# STORED DATA start

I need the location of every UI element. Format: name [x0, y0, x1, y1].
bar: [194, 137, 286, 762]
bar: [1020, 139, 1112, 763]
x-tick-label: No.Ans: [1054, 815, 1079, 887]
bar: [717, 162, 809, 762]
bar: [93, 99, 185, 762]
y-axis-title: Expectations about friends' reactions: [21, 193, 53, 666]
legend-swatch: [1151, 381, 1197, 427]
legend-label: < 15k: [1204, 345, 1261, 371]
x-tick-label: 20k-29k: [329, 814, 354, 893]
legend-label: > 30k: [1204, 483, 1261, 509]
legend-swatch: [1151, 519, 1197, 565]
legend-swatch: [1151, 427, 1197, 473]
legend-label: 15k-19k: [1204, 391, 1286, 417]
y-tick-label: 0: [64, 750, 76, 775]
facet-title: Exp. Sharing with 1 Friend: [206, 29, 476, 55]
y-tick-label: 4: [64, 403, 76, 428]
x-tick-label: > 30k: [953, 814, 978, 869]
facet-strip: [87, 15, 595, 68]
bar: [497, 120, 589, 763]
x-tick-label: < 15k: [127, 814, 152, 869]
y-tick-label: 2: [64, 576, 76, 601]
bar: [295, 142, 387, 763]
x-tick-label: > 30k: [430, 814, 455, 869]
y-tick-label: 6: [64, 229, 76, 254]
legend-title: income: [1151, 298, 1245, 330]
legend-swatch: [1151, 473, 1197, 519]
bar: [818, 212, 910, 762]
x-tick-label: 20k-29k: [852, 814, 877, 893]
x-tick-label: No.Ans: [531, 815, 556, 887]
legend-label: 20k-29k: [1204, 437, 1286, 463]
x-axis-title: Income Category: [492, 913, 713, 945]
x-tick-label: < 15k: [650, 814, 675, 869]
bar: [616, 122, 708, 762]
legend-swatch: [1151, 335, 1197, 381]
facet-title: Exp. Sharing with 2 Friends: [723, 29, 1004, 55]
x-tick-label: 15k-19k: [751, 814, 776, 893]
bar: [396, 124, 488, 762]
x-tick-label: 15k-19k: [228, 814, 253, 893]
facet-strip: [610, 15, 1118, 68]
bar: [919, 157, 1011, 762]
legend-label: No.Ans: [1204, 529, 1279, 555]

# STORED DATA end

◆ SET TASK
Copy out the entries word for word, from the very first line through the line that contains "bar: [497, 120, 589, 763]", with both of those lines included.

◆ EXERCISE RESPONSE
I need the location of every UI element. Format: name [x0, y0, x1, y1].
bar: [194, 137, 286, 762]
bar: [1020, 139, 1112, 763]
x-tick-label: No.Ans: [1054, 815, 1079, 887]
bar: [717, 162, 809, 762]
bar: [93, 99, 185, 762]
y-axis-title: Expectations about friends' reactions: [21, 193, 53, 666]
legend-swatch: [1151, 381, 1197, 427]
legend-label: < 15k: [1204, 345, 1261, 371]
x-tick-label: 20k-29k: [329, 814, 354, 893]
legend-label: > 30k: [1204, 483, 1261, 509]
legend-swatch: [1151, 519, 1197, 565]
legend-swatch: [1151, 427, 1197, 473]
legend-label: 15k-19k: [1204, 391, 1286, 417]
y-tick-label: 0: [64, 750, 76, 775]
facet-title: Exp. Sharing with 1 Friend: [206, 29, 476, 55]
y-tick-label: 4: [64, 403, 76, 428]
x-tick-label: > 30k: [953, 814, 978, 869]
facet-strip: [87, 15, 595, 68]
bar: [497, 120, 589, 763]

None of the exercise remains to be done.